### GOAL
Pick out each line containing the string "JSON" and copy it.

** BEGIN **

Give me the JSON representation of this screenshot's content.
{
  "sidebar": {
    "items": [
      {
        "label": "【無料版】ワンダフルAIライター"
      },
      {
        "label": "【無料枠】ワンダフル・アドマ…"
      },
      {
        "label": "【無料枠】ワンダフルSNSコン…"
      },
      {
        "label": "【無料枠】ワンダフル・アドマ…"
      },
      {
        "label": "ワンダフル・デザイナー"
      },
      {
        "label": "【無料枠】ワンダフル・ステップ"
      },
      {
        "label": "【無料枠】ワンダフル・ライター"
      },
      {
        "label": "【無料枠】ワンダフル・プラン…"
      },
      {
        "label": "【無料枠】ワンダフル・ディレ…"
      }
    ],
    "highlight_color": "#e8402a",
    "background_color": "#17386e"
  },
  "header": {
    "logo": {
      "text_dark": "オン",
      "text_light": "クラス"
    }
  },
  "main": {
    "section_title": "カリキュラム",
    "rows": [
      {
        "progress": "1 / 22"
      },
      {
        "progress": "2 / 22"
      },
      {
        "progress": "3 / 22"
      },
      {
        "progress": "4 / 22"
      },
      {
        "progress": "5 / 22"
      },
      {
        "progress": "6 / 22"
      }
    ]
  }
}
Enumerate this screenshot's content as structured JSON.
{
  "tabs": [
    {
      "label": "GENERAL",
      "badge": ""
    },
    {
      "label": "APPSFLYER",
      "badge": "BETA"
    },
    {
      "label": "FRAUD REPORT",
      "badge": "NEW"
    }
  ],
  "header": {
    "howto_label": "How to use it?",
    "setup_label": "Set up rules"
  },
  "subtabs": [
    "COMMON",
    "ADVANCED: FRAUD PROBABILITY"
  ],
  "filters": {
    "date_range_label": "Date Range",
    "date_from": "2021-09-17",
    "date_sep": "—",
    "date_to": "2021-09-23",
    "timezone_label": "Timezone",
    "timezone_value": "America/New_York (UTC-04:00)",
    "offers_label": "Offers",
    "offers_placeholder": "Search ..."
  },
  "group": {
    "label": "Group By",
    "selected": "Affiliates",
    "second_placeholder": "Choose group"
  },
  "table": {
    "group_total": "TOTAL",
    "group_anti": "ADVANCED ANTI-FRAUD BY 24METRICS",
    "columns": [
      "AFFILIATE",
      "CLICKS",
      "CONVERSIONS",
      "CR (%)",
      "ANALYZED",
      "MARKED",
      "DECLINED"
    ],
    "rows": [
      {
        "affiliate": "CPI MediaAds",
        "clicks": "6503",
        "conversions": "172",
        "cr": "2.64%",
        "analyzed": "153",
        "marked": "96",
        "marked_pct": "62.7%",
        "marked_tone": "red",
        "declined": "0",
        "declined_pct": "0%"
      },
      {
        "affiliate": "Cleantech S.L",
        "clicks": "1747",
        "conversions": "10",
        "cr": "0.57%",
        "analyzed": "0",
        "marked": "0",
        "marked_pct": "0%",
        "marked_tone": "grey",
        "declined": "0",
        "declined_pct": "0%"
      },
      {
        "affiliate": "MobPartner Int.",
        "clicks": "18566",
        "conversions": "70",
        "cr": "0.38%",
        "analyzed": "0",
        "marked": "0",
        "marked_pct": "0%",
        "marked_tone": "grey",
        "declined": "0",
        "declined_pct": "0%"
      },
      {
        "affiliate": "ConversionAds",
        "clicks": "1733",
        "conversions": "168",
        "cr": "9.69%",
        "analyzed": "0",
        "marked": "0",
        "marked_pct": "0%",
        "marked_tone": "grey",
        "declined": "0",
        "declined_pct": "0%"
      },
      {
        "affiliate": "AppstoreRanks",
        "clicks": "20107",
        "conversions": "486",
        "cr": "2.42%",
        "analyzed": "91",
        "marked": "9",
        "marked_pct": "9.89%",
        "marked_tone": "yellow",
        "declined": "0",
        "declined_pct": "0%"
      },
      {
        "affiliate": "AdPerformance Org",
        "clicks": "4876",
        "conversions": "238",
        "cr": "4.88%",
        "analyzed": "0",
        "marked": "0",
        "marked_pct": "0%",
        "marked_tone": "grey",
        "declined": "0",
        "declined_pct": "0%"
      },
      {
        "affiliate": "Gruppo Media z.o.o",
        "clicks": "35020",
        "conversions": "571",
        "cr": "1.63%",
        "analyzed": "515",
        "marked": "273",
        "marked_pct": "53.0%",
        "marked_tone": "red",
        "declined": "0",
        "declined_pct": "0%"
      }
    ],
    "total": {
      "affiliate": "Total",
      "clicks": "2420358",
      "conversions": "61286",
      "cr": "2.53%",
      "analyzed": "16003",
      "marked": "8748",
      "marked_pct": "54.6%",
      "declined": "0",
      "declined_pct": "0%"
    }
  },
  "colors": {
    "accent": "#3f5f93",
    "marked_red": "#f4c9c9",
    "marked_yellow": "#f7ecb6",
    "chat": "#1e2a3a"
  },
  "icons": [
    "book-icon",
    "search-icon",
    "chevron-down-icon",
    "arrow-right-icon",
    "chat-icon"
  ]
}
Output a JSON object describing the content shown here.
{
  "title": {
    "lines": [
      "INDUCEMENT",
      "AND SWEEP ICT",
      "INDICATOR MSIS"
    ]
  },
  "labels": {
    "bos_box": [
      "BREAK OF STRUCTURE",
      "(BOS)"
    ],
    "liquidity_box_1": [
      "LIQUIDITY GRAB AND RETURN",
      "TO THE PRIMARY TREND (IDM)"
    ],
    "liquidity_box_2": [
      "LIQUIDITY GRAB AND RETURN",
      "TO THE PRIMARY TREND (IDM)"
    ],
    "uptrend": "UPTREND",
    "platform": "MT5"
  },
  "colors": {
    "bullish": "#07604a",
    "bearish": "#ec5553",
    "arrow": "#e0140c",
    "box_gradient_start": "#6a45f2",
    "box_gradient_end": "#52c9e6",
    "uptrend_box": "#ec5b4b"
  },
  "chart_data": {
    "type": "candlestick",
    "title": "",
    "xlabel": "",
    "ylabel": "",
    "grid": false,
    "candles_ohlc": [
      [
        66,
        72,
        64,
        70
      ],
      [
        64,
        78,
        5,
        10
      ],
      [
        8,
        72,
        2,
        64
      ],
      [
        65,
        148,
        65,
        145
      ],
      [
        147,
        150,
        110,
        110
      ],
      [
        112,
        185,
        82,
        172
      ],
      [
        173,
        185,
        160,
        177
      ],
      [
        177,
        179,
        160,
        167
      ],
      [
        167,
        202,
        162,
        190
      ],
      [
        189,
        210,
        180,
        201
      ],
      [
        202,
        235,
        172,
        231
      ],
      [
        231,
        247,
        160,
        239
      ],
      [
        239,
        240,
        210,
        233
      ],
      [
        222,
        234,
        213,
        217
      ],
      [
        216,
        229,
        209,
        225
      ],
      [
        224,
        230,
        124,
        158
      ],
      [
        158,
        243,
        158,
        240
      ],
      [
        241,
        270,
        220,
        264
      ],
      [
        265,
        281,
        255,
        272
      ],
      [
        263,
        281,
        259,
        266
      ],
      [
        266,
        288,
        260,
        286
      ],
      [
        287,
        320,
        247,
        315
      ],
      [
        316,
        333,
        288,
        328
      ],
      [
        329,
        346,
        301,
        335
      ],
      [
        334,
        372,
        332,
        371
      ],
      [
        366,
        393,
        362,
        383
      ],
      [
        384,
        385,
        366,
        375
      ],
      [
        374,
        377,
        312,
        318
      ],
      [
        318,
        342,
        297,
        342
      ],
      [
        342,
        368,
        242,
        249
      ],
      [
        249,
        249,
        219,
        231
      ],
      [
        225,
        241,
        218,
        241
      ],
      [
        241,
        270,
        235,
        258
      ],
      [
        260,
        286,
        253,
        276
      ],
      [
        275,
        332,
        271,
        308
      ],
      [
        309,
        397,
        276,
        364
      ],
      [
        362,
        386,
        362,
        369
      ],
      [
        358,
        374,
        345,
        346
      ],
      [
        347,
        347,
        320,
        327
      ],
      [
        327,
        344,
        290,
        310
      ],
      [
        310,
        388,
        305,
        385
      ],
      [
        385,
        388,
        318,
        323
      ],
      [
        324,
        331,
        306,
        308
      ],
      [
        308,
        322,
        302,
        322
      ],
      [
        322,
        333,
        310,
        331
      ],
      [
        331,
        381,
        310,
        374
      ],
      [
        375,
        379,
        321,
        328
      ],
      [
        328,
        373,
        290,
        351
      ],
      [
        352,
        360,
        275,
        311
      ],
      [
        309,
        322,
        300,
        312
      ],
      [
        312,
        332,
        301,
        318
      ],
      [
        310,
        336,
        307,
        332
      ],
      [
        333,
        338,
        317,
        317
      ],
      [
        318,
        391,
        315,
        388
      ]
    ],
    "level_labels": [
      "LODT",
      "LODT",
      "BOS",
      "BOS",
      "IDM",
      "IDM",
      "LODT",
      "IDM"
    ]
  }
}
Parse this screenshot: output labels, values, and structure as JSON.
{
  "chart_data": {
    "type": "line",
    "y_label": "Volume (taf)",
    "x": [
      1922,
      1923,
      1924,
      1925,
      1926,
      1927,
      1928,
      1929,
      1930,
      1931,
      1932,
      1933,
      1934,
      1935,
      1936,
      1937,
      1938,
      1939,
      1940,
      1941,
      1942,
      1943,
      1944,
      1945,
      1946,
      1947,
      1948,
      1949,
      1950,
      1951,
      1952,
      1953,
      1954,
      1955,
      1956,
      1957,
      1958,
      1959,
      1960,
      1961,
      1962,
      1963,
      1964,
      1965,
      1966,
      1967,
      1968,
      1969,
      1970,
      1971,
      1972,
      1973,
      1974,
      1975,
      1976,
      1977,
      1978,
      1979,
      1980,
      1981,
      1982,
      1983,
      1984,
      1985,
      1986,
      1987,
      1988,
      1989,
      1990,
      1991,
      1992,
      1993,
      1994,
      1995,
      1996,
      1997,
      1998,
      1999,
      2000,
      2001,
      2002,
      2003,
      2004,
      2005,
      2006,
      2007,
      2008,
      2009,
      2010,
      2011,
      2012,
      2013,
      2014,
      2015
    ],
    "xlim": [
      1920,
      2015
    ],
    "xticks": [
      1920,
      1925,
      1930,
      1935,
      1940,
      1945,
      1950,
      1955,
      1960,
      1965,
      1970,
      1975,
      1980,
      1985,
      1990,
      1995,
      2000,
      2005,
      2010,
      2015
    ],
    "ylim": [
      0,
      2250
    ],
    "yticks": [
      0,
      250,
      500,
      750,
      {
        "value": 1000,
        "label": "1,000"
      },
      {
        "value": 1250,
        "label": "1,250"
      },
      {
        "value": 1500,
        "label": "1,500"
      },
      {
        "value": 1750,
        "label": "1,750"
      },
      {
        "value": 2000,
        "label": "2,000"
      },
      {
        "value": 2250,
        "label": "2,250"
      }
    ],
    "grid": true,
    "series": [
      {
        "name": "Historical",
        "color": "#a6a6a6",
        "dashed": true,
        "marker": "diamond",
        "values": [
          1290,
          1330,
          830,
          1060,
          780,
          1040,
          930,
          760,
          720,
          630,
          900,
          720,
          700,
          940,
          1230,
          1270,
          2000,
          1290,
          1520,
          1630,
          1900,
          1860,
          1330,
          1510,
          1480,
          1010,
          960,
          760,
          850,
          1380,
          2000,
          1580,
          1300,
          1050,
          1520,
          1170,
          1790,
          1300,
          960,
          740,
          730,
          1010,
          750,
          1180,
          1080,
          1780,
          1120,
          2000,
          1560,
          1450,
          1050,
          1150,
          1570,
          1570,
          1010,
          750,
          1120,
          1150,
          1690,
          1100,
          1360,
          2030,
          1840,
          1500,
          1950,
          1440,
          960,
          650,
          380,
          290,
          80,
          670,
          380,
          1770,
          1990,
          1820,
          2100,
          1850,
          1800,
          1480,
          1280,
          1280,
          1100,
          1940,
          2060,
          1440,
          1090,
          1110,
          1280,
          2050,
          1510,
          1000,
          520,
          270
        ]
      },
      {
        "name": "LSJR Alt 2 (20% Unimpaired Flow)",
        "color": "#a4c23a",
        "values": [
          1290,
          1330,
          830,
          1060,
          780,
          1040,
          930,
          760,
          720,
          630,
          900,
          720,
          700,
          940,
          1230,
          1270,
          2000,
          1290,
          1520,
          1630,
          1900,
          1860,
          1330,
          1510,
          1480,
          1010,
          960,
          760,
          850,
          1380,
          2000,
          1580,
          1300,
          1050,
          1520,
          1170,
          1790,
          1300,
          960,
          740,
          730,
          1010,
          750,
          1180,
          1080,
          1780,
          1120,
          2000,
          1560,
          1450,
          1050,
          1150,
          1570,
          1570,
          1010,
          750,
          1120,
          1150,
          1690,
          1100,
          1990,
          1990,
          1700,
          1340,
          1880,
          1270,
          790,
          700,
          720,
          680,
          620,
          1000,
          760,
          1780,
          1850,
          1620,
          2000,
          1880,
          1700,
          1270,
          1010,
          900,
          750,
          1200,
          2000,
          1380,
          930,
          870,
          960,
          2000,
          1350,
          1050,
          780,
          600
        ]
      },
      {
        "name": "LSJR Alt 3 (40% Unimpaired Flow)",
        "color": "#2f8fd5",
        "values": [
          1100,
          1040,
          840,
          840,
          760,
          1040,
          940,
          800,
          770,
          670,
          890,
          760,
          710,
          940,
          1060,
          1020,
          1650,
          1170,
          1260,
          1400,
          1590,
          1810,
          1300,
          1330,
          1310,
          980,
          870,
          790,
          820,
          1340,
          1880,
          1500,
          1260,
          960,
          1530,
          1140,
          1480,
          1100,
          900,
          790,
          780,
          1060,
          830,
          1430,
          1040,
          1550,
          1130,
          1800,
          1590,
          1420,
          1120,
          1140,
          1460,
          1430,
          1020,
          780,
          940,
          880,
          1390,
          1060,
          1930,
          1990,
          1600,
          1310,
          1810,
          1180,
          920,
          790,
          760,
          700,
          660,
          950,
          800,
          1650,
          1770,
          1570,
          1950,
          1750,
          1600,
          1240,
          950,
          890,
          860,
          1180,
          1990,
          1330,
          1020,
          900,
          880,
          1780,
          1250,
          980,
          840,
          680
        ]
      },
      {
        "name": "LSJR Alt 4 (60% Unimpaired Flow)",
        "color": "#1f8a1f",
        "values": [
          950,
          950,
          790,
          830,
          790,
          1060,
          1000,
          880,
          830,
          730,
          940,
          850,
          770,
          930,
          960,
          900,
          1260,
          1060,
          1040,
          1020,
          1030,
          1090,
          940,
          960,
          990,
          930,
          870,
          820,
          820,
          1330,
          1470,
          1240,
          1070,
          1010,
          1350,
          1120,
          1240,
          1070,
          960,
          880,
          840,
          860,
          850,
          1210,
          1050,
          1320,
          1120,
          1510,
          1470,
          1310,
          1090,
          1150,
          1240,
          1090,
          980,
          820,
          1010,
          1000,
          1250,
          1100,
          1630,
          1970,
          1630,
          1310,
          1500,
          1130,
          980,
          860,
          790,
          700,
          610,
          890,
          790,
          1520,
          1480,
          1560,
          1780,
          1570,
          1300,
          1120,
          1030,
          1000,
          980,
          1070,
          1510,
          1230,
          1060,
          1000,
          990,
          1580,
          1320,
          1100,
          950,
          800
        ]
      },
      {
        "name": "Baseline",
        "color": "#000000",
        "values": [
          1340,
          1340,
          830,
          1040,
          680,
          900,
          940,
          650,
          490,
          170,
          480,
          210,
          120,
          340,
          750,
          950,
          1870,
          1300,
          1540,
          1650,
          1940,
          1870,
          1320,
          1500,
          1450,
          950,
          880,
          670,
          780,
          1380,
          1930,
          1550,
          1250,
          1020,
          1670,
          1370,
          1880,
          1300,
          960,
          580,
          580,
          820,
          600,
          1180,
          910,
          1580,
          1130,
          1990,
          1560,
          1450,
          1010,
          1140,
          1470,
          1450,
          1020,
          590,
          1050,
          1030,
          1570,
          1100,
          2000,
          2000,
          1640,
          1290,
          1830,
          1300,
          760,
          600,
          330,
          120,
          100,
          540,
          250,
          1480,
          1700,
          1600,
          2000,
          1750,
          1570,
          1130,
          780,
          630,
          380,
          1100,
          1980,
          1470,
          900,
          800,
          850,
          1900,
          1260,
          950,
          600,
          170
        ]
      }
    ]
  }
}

** END **

### EXERCISE RESPONSE
Give me the JSON representation of this screenshot's content.
Enumerate this screenshot's content as structured JSON.
Output a JSON object describing the content shown here.
Parse this screenshot: output labels, values, and structure as JSON.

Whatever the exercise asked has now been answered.